*WHAT THE TASK REQUIRES*
Don't copy the pictures; return every other part of the records exactly.

*GIVEN RECORDS*
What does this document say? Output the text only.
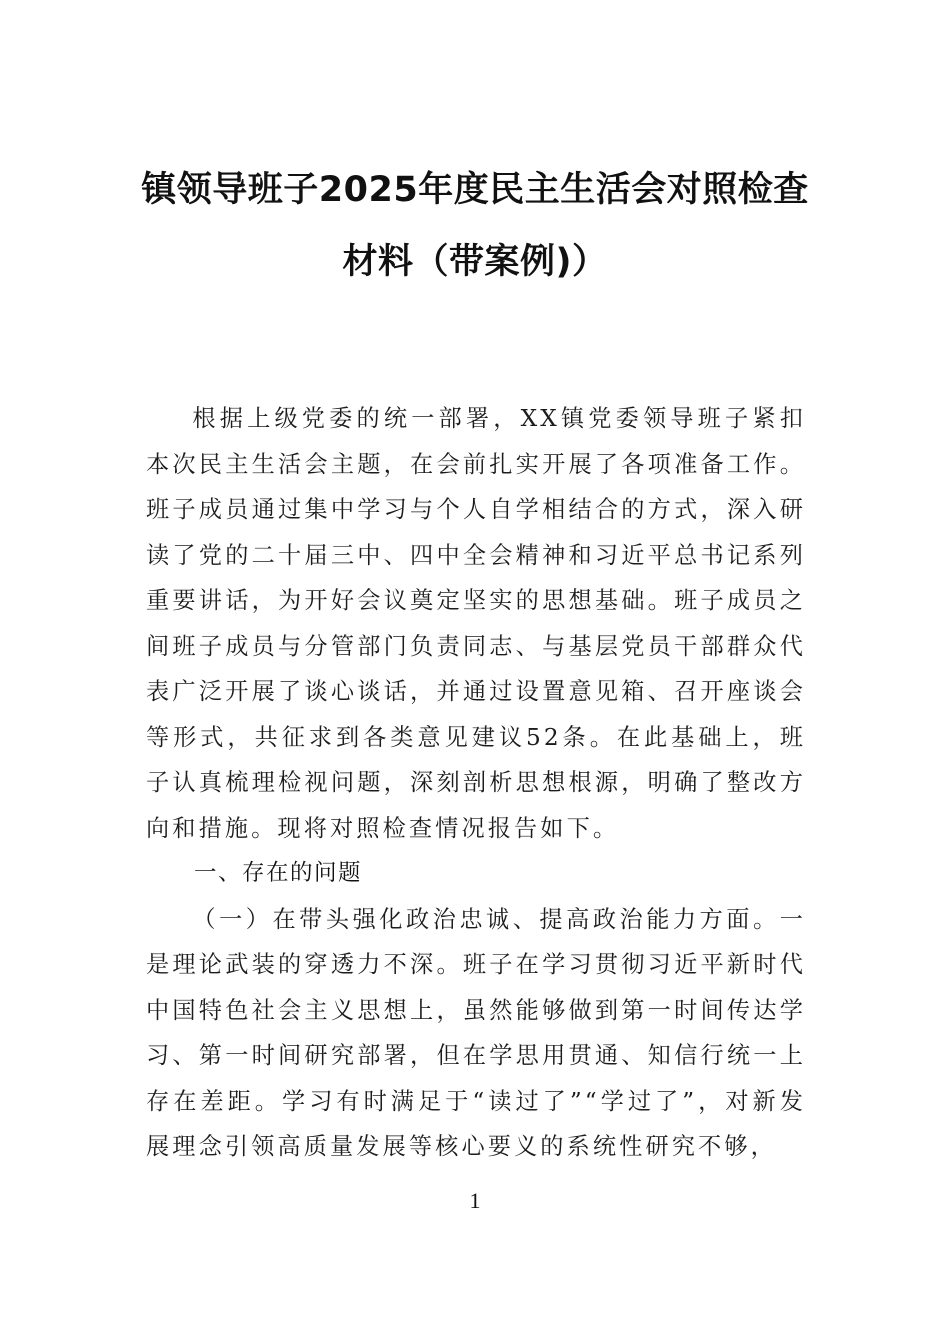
镇领导班子2025年度民主生活会对照检查
材料（带案例)）

根据上级党委的统一部署，XX镇党委领导班子紧扣本次民主生活会主题，在会前扎实开展了各项准备工作。班子成员通过集中学习与个人自学相结合的方式，深入研读了党的二十届三中、四中全会精神和习近平总书记系列重要讲话，为开好会议奠定坚实的思想基础。班子成员之间班子成员与分管部门负责同志、与基层党员干部群众代表广泛开展了谈心谈话，并通过设置意见箱、召开座谈会等形式，共征求到各类意见建议52条。在此基础上，班子认真梳理检视问题，深刻剖析思想根源，明确了整改方向和措施。现将对照检查情况报告如下。

一、存在的问题

（一）在带头强化政治忠诚、提高政治能力方面。一是理论武装的穿透力不深。班子在学习贯彻习近平新时代中国特色社会主义思想上，虽然能够做到第一时间传达学习、第一时间研究部署，但在学思用贯通、知信行统一上存在差距。学习有时满足于“读过了”“学过了”，对新发展理念引领高质量发展等核心要义的系统性研究不够，

1
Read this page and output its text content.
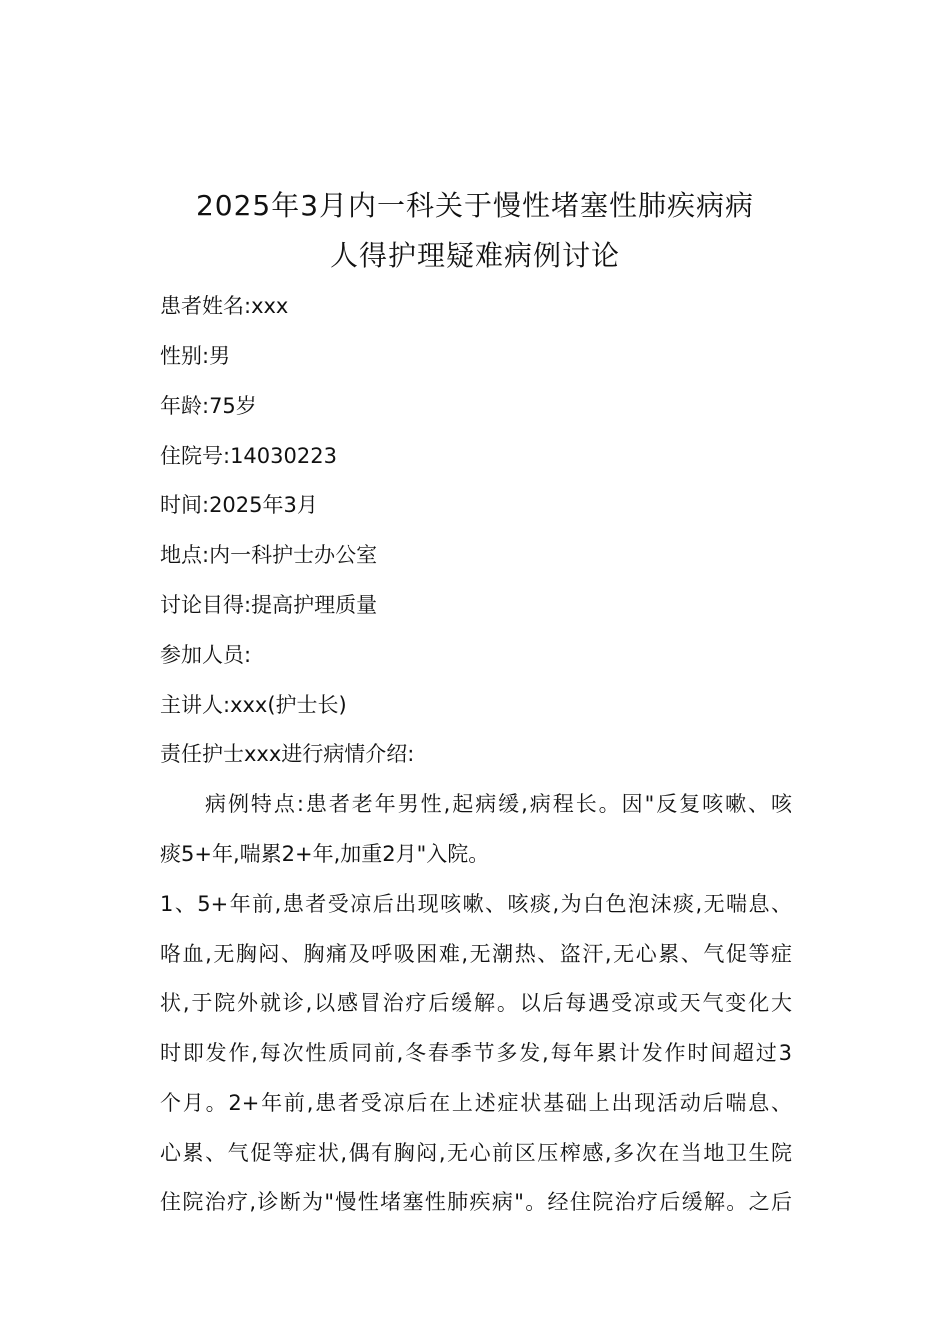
2025年3月内一科关于慢性堵塞性肺疾病病
人得护理疑难病例讨论
患者姓名:xxx
性别:男
年龄:75岁
住院号:14030223
时间:2025年3月
地点:内一科护士办公室
讨论目得:提高护理质量
参加人员:
主讲人:xxx(护士长)
责任护士xxx进行病情介绍:
病例特点:患者老年男性,起病缓,病程长。因"反复咳嗽、咳
痰5+年,喘累2+年,加重2月"入院。
1、5+年前,患者受凉后出现咳嗽、咳痰,为白色泡沫痰,无喘息、
咯血,无胸闷、胸痛及呼吸困难,无潮热、盗汗,无心累、气促等症
状,于院外就诊,以感冒治疗后缓解。以后每遇受凉或天气变化大
时即发作,每次性质同前,冬春季节多发,每年累计发作时间超过3
个月。2+年前,患者受凉后在上述症状基础上出现活动后喘息、
心累、气促等症状,偶有胸闷,无心前区压榨感,多次在当地卫生院
住院治疗,诊断为"慢性堵塞性肺疾病"。经住院治疗后缓解。之后
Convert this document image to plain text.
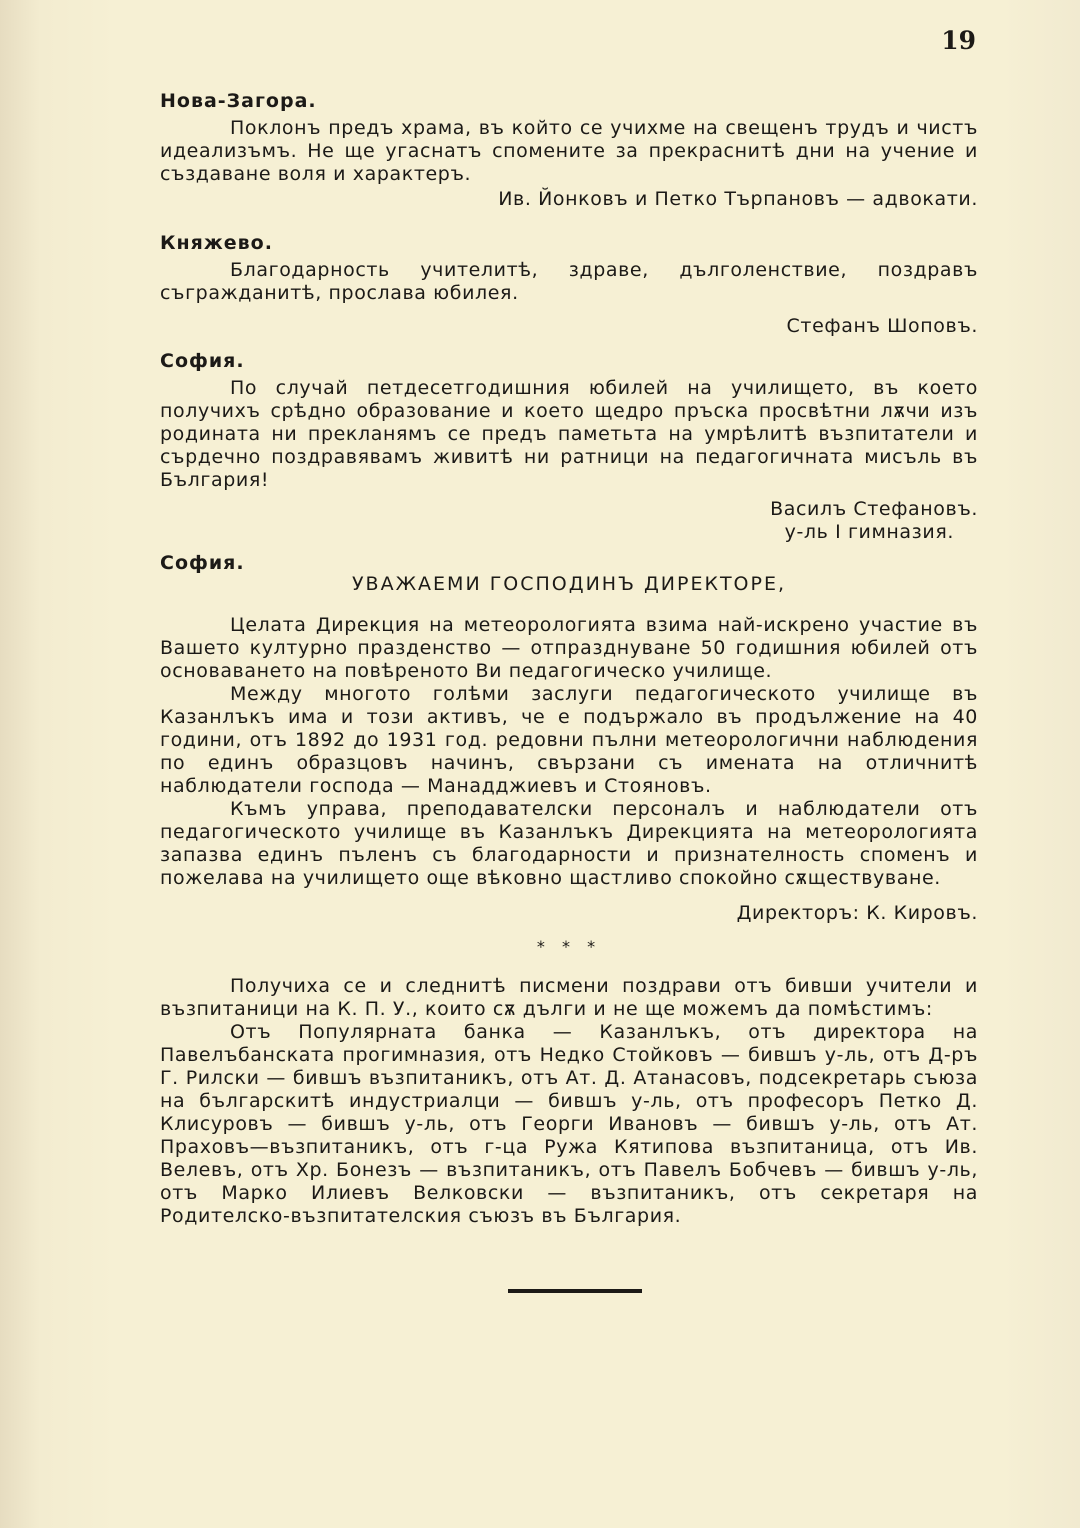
19

Нова-Загора.

Поклонъ предъ храма, въ който се учихме на свещенъ трудъ и чистъ идеализъмъ. Не ще угаснатъ спомените за прекраснитѣ дни на учение и създаване воля и характеръ.

Ив. Йонковъ и Петко Търпановъ — адвокати.

Княжево.

Благодарность учителитѣ, здраве, дълголенствие, поздравъ съгражданитѣ, прослава юбилея.

Стефанъ Шоповъ.

София.

По случай петдесетгодишния юбилей на училището, въ което получихъ срѣдно образование и което щедро пръска просвѣтни лѫчи изъ родината ни прекланямъ се предъ паметьта на умрѣлитѣ възпитатели и сърдечно поздравявамъ живитѣ ни ратници на педагогичната мисъль въ България!

Василъ Стефановъ.

у-ль I гимназия.

София.

УВАЖАЕМИ ГОСПОДИНЪ ДИРЕКТОРЕ,

Целата Дирекция на метеорологията взима най-искрено участие въ Вашето културно празденство — отпразднуване 50 годишния юбилей отъ основаването на повѣреното Ви педагогическо училище.

Между многото голѣми заслуги педагогическото училище въ Казанлъкъ има и този активъ, че е подържало въ продължение на 40 години, отъ 1892 до 1931 год. редовни пълни метеорологични наблюдения по единъ образцовъ начинъ, свързани съ имената на отличнитѣ наблюдатели господа — Манадджиевъ и Стояновъ.

Къмъ управа, преподавателски персоналъ и наблюдатели отъ педагогическото училище въ Казанлъкъ Дирекцията на метеорологията запазва единъ пъленъ съ благодарности и признателность споменъ и пожелава на училището още вѣковно щастливо спокойно сѫществуване.

Директоръ: К. Кировъ.

* * *

Получиха се и следнитѣ писмени поздрави отъ бивши учители и възпитаници на К. П. У., които сѫ дълги и не ще можемъ да помѣстимъ:

Отъ Популярната банка — Казанлъкъ, отъ директора на Павелъбанската прогимназия, отъ Недко Стойковъ — бившъ у-ль, отъ Д-ръ Г. Рилски — бившъ възпитаникъ, отъ Ат. Д. Атанасовъ, подсекретарь съюза на българскитѣ индустриалци — бившъ у-ль, отъ професоръ Петко Д. Клисуровъ — бившъ у-ль, отъ Георги Ивановъ — бившъ у-ль, отъ Ат. Праховъ—възпитаникъ, отъ г-ца Ружа Кятипова възпитаница, отъ Ив. Велевъ, отъ Хр. Бонезъ — възпитаникъ, отъ Павелъ Бобчевъ — бившъ у-ль, отъ Марко Илиевъ Велковски — възпитаникъ, отъ секретаря на Родителско-възпитателския съюзъ въ България.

*RESPONSE BELOW*
What does this document say? Output the text only.
镇领导班子2025年度民主生活会对照检查
材料（带案例)）

根据上级党委的统一部署，XX镇党委领导班子紧扣本次民主生活会主题，在会前扎实开展了各项准备工作。班子成员通过集中学习与个人自学相结合的方式，深入研读了党的二十届三中、四中全会精神和习近平总书记系列重要讲话，为开好会议奠定坚实的思想基础。班子成员之间班子成员与分管部门负责同志、与基层党员干部群众代表广泛开展了谈心谈话，并通过设置意见箱、召开座谈会等形式，共征求到各类意见建议52条。在此基础上，班子认真梳理检视问题，深刻剖析思想根源，明确了整改方向和措施。现将对照检查情况报告如下。

一、存在的问题

（一）在带头强化政治忠诚、提高政治能力方面。一是理论武装的穿透力不深。班子在学习贯彻习近平新时代中国特色社会主义思想上，虽然能够做到第一时间传达学习、第一时间研究部署，但在学思用贯通、知信行统一上存在差距。学习有时满足于“读过了”“学过了”，对新发展理念引领高质量发展等核心要义的系统性研究不够，

1
Read this page and output its text content.
2025年3月内一科关于慢性堵塞性肺疾病病
人得护理疑难病例讨论
患者姓名:xxx
性别:男
年龄:75岁
住院号:14030223
时间:2025年3月
地点:内一科护士办公室
讨论目得:提高护理质量
参加人员:
主讲人:xxx(护士长)
责任护士xxx进行病情介绍:
病例特点:患者老年男性,起病缓,病程长。因"反复咳嗽、咳
痰5+年,喘累2+年,加重2月"入院。
1、5+年前,患者受凉后出现咳嗽、咳痰,为白色泡沫痰,无喘息、
咯血,无胸闷、胸痛及呼吸困难,无潮热、盗汗,无心累、气促等症
状,于院外就诊,以感冒治疗后缓解。以后每遇受凉或天气变化大
时即发作,每次性质同前,冬春季节多发,每年累计发作时间超过3
个月。2+年前,患者受凉后在上述症状基础上出现活动后喘息、
心累、气促等症状,偶有胸闷,无心前区压榨感,多次在当地卫生院
住院治疗,诊断为"慢性堵塞性肺疾病"。经住院治疗后缓解。之后
Convert this document image to plain text.
19

Нова-Загора.

Поклонъ предъ храма, въ който се учихме на свещенъ трудъ и чистъ идеализъмъ. Не ще угаснатъ спомените за прекраснитѣ дни на учение и създаване воля и характеръ.

Ив. Йонковъ и Петко Търпановъ — адвокати.

Княжево.

Благодарность учителитѣ, здраве, дълголенствие, поздравъ съгражданитѣ, прослава юбилея.

Стефанъ Шоповъ.

София.

По случай петдесетгодишния юбилей на училището, въ което получихъ срѣдно образование и което щедро пръска просвѣтни лѫчи изъ родината ни прекланямъ се предъ паметьта на умрѣлитѣ възпитатели и сърдечно поздравявамъ живитѣ ни ратници на педагогичната мисъль въ България!

Василъ Стефановъ.

у-ль I гимназия.

София.

УВАЖАЕМИ ГОСПОДИНЪ ДИРЕКТОРЕ,

Целата Дирекция на метеорологията взима най-искрено участие въ Вашето културно празденство — отпразднуване 50 годишния юбилей отъ основаването на повѣреното Ви педагогическо училище.

Между многото голѣми заслуги педагогическото училище въ Казанлъкъ има и този активъ, че е подържало въ продължение на 40 години, отъ 1892 до 1931 год. редовни пълни метеорологични наблюдения по единъ образцовъ начинъ, свързани съ имената на отличнитѣ наблюдатели господа — Манадджиевъ и Стояновъ.

Къмъ управа, преподавателски персоналъ и наблюдатели отъ педагогическото училище въ Казанлъкъ Дирекцията на метеорологията запазва единъ пъленъ съ благодарности и признателность споменъ и пожелава на училището още вѣковно щастливо спокойно сѫществуване.

Директоръ: К. Кировъ.

* * *

Получиха се и следнитѣ писмени поздрави отъ бивши учители и възпитаници на К. П. У., които сѫ дълги и не ще можемъ да помѣстимъ:

Отъ Популярната банка — Казанлъкъ, отъ директора на Павелъбанската прогимназия, отъ Недко Стойковъ — бившъ у-ль, отъ Д-ръ Г. Рилски — бившъ възпитаникъ, отъ Ат. Д. Атанасовъ, подсекретарь съюза на българскитѣ индустриалци — бившъ у-ль, отъ професоръ Петко Д. Клисуровъ — бившъ у-ль, отъ Георги Ивановъ — бившъ у-ль, отъ Ат. Праховъ—възпитаникъ, отъ г-ца Ружа Кятипова възпитаница, отъ Ив. Велевъ, отъ Хр. Бонезъ — възпитаникъ, отъ Павелъ Бобчевъ — бившъ у-ль, отъ Марко Илиевъ Велковски — възпитаникъ, отъ секретаря на Родителско-възпитателския съюзъ въ България.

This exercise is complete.